*Entries shown:*

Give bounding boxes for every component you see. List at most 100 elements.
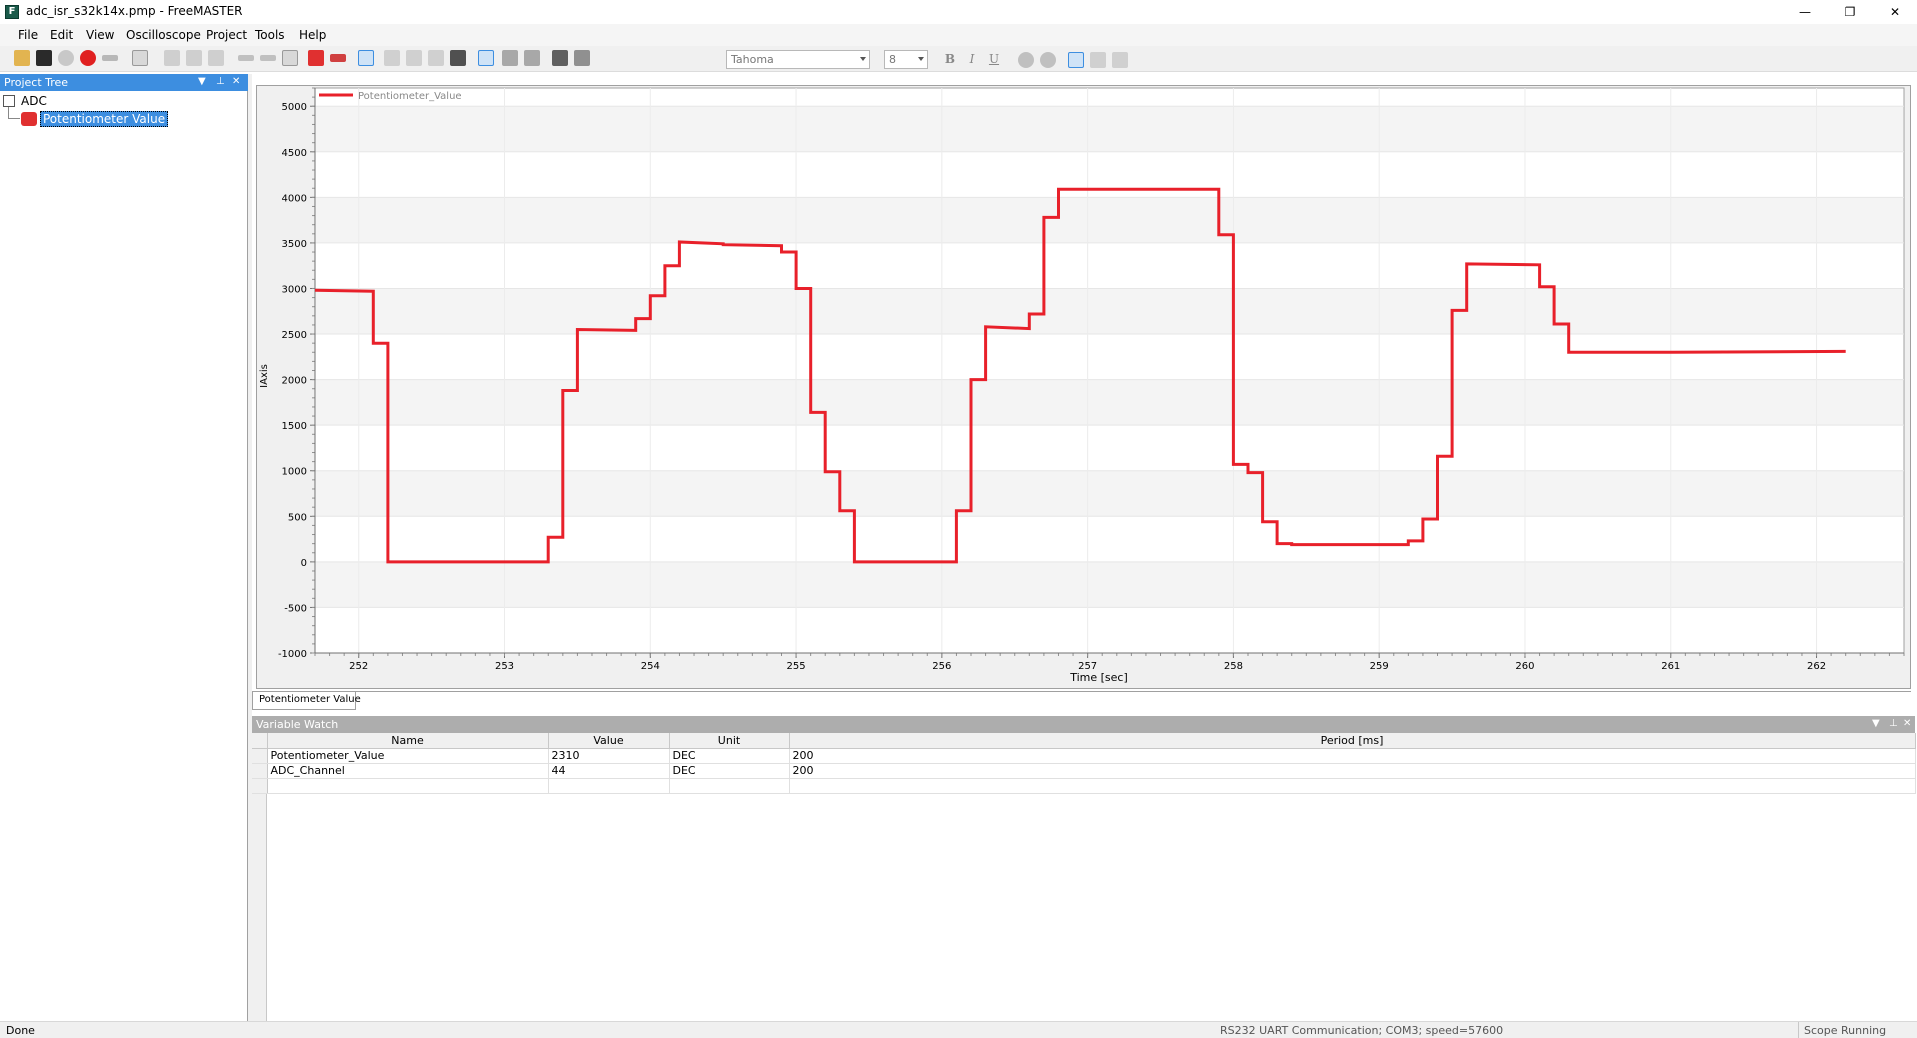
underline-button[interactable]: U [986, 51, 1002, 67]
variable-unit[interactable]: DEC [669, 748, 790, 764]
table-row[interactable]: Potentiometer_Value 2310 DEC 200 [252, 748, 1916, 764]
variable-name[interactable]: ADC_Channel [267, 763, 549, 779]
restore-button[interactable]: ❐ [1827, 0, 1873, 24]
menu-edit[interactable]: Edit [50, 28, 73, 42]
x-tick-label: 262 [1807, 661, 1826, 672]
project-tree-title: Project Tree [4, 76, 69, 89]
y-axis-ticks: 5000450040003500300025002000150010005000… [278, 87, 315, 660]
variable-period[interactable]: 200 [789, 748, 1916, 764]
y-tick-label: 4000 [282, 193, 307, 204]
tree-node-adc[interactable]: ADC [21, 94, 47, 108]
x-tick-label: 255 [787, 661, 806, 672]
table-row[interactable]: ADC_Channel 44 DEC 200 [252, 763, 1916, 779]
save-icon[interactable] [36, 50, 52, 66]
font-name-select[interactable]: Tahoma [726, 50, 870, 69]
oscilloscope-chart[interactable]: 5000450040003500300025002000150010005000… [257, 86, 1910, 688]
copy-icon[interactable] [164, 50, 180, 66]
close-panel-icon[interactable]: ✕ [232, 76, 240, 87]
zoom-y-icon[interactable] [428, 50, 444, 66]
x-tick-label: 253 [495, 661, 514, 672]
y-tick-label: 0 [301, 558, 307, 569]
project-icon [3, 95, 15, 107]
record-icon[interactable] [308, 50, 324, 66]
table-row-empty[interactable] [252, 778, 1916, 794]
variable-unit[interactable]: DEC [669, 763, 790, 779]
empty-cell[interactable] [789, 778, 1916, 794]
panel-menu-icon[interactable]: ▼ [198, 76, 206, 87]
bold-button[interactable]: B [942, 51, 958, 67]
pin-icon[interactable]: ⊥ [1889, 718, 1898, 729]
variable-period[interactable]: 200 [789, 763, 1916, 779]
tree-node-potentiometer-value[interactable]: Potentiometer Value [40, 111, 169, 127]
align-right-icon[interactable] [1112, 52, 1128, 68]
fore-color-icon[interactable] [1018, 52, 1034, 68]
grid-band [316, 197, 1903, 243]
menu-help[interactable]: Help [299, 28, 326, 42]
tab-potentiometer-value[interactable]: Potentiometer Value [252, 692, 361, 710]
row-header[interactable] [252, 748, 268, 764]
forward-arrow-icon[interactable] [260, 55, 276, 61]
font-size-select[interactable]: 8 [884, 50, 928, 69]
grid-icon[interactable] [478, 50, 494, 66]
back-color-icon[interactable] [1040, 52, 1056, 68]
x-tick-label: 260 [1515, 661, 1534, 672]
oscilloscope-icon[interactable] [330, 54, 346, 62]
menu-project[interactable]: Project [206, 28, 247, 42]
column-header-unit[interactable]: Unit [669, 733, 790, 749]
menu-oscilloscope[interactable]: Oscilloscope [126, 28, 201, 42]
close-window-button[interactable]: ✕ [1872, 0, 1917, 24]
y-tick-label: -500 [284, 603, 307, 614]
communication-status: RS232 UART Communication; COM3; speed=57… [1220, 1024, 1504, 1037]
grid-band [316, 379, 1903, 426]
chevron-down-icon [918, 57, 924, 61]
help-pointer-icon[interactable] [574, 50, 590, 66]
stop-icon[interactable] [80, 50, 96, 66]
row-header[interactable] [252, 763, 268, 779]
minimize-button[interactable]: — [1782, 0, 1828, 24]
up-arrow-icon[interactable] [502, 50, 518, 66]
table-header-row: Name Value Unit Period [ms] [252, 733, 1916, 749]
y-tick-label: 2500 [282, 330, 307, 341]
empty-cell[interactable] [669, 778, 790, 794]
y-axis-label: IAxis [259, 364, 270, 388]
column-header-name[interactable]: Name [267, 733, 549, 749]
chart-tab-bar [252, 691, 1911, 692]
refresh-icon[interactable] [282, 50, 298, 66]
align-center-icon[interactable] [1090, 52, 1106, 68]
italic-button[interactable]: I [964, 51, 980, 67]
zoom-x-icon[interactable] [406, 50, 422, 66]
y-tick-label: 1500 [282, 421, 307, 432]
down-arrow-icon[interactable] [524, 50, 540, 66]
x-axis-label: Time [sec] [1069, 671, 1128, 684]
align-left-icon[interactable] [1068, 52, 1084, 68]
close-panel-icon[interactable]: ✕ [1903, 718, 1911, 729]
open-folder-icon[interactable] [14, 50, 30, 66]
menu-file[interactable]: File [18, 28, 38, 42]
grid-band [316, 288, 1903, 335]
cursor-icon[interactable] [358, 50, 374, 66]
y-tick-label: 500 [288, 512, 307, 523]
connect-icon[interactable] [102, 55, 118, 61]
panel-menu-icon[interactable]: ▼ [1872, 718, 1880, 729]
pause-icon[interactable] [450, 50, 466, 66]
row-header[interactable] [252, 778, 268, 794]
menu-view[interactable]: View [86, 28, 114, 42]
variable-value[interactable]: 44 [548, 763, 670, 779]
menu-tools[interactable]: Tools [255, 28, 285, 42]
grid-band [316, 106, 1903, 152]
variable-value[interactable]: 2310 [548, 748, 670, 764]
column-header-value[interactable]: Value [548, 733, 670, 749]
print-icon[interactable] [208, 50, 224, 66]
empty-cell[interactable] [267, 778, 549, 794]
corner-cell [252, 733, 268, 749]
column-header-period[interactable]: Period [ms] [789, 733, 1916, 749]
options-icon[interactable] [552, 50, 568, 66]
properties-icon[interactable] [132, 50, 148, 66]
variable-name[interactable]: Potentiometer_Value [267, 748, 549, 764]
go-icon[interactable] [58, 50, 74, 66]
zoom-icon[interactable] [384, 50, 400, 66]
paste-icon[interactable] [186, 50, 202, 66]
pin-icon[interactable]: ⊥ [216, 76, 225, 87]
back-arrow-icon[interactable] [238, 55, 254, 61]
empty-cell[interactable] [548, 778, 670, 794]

--

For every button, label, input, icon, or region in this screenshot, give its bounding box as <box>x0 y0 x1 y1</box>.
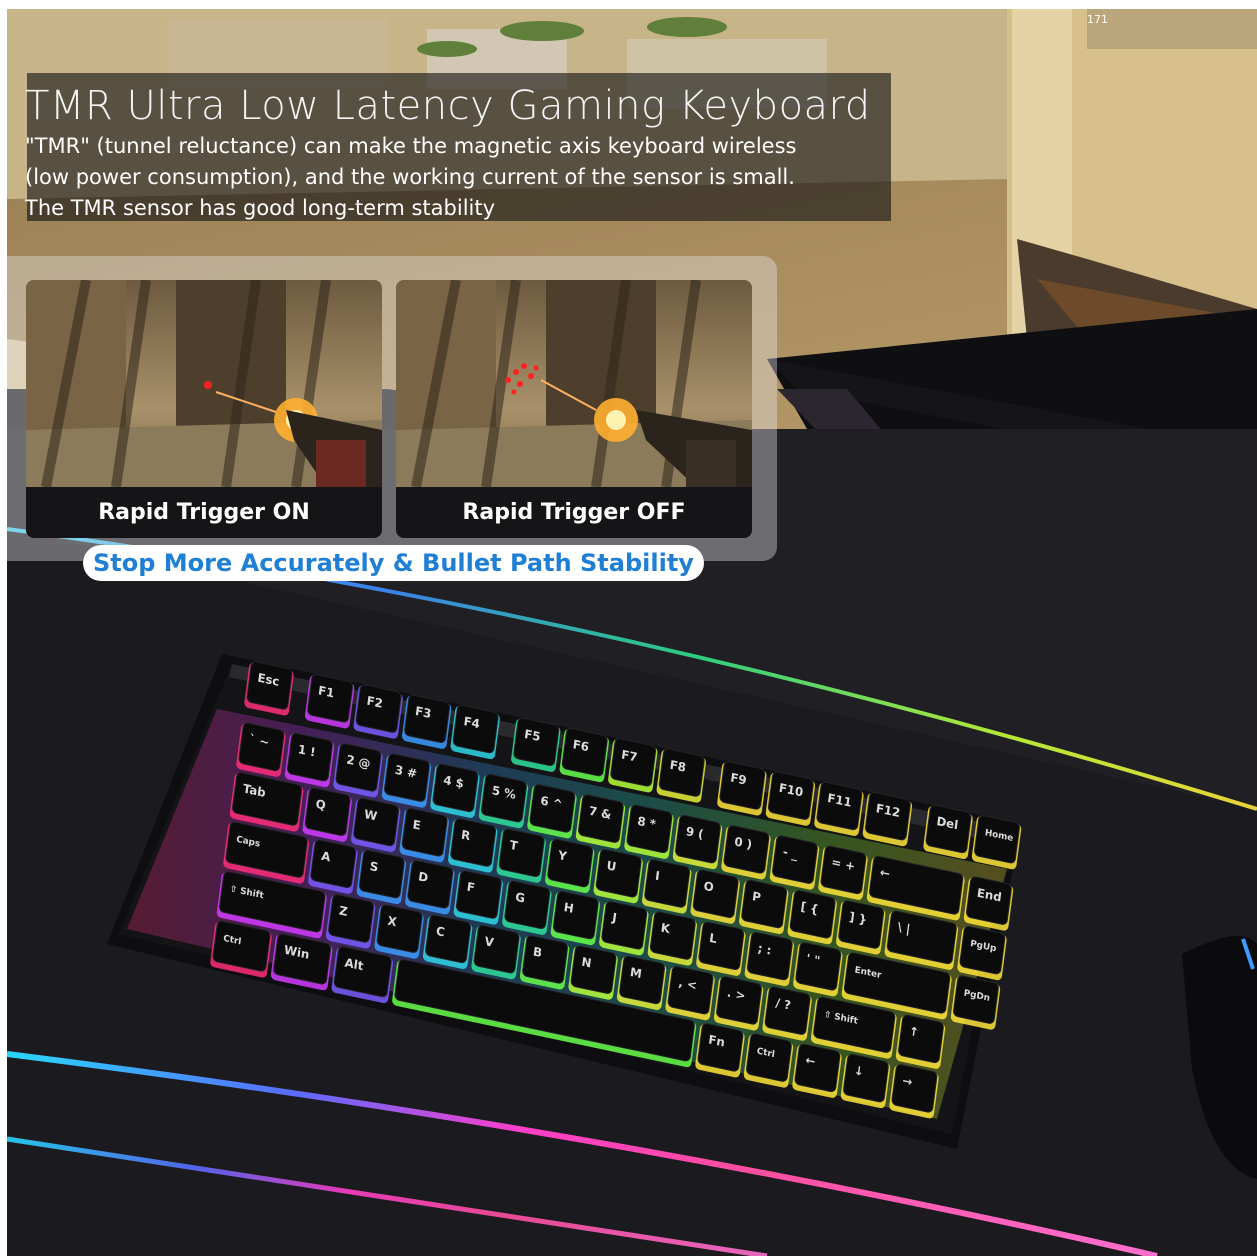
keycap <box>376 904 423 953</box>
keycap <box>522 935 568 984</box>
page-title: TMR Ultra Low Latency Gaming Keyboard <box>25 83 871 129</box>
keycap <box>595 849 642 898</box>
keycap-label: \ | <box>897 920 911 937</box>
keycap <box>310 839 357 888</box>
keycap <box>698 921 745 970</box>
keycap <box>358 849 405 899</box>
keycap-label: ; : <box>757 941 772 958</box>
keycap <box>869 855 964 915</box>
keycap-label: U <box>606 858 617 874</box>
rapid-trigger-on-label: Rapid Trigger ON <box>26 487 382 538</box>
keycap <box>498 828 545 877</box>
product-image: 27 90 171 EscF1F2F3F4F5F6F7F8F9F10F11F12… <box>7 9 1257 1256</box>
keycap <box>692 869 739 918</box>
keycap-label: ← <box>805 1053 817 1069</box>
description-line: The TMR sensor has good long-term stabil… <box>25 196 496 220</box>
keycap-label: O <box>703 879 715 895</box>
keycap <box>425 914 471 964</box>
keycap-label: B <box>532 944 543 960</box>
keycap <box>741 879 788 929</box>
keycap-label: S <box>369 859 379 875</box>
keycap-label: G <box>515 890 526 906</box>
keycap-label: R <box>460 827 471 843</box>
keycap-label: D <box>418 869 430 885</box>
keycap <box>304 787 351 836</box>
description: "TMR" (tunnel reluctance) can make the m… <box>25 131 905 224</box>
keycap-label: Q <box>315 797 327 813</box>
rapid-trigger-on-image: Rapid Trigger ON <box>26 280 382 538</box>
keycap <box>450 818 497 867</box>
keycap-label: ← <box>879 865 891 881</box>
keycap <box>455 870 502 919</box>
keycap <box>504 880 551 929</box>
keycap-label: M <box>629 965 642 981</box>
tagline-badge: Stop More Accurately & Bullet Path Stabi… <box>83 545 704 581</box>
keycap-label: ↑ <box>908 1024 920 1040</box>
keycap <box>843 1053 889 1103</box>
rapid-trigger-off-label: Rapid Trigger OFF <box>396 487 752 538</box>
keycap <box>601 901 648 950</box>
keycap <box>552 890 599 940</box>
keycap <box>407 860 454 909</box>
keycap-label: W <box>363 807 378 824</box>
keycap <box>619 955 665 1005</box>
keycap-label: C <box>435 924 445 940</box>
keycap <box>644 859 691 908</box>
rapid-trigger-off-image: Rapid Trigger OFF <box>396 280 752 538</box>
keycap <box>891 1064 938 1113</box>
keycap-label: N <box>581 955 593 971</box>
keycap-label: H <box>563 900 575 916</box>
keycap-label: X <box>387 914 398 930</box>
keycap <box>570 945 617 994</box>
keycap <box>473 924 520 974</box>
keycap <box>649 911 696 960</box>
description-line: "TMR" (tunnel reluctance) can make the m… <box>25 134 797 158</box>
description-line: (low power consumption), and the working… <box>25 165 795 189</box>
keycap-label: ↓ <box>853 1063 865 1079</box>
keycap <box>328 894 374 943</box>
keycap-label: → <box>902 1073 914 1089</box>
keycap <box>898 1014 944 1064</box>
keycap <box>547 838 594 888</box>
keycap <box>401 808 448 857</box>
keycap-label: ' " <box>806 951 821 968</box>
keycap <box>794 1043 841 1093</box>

*Given exercise:* Quote the stretch of entries from the line containing "keycap <box>376 904 423 953</box>" through the line containing "keycap <box>692 869 739 918</box>", both included, copying each line word for word.

*The response:*
keycap <box>376 904 423 953</box>
keycap <box>522 935 568 984</box>
page-title: TMR Ultra Low Latency Gaming Keyboard <box>25 83 871 129</box>
keycap <box>595 849 642 898</box>
keycap-label: \ | <box>897 920 911 937</box>
keycap <box>310 839 357 888</box>
keycap <box>698 921 745 970</box>
keycap <box>358 849 405 899</box>
keycap-label: ; : <box>757 941 772 958</box>
keycap <box>869 855 964 915</box>
keycap-label: U <box>606 858 617 874</box>
rapid-trigger-on-label: Rapid Trigger ON <box>26 487 382 538</box>
keycap <box>498 828 545 877</box>
product-image: 27 90 171 EscF1F2F3F4F5F6F7F8F9F10F11F12… <box>7 9 1257 1256</box>
keycap <box>692 869 739 918</box>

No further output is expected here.